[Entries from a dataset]
>> begin

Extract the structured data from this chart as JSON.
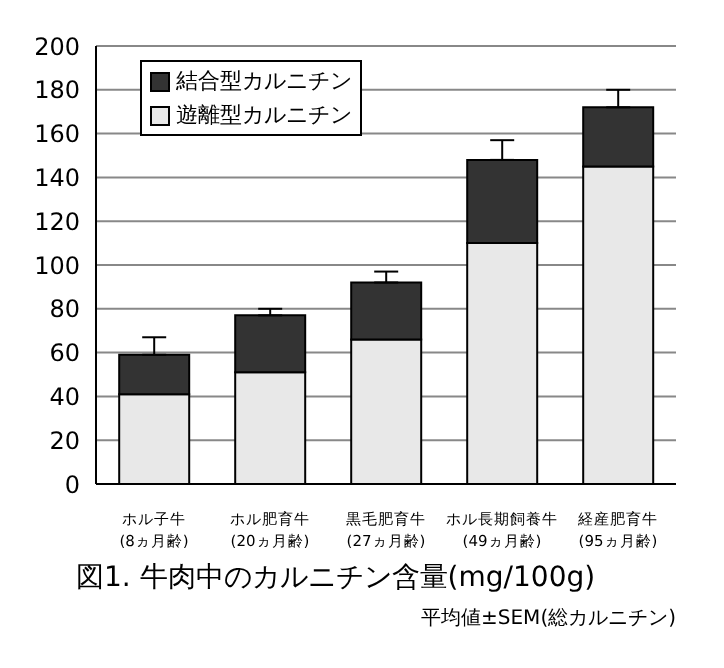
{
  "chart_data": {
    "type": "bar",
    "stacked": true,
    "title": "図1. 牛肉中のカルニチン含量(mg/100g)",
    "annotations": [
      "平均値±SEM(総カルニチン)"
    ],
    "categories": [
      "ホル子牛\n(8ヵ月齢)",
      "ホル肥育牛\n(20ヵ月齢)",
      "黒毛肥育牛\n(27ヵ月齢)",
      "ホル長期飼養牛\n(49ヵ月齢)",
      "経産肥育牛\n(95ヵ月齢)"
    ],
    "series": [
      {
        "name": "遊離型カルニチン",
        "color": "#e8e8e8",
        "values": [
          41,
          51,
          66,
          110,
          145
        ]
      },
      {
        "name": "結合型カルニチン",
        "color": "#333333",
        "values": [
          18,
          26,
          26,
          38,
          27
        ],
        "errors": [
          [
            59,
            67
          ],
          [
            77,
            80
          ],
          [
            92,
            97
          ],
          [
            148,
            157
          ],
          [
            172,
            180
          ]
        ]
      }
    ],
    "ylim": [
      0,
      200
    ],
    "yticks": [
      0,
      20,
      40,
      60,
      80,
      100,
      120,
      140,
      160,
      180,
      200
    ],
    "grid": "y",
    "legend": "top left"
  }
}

>> end

[GIVEN REQUEST]
Go through the material above and print all of it exactly, except the pictures.

[WRITTEN SOLUTION]
Extract the structured data from this chart as JSON.
{
  "chart_data": {
    "type": "bar",
    "stacked": true,
    "title": "図1. 牛肉中のカルニチン含量(mg/100g)",
    "annotations": [
      "平均値±SEM(総カルニチン)"
    ],
    "categories": [
      "ホル子牛\n(8ヵ月齢)",
      "ホル肥育牛\n(20ヵ月齢)",
      "黒毛肥育牛\n(27ヵ月齢)",
      "ホル長期飼養牛\n(49ヵ月齢)",
      "経産肥育牛\n(95ヵ月齢)"
    ],
    "series": [
      {
        "name": "遊離型カルニチン",
        "color": "#e8e8e8",
        "values": [
          41,
          51,
          66,
          110,
          145
        ]
      },
      {
        "name": "結合型カルニチン",
        "color": "#333333",
        "values": [
          18,
          26,
          26,
          38,
          27
        ],
        "errors": [
          [
            59,
            67
          ],
          [
            77,
            80
          ],
          [
            92,
            97
          ],
          [
            148,
            157
          ],
          [
            172,
            180
          ]
        ]
      }
    ],
    "ylim": [
      0,
      200
    ],
    "yticks": [
      0,
      20,
      40,
      60,
      80,
      100,
      120,
      140,
      160,
      180,
      200
    ],
    "grid": "y",
    "legend": "top left"
  }
}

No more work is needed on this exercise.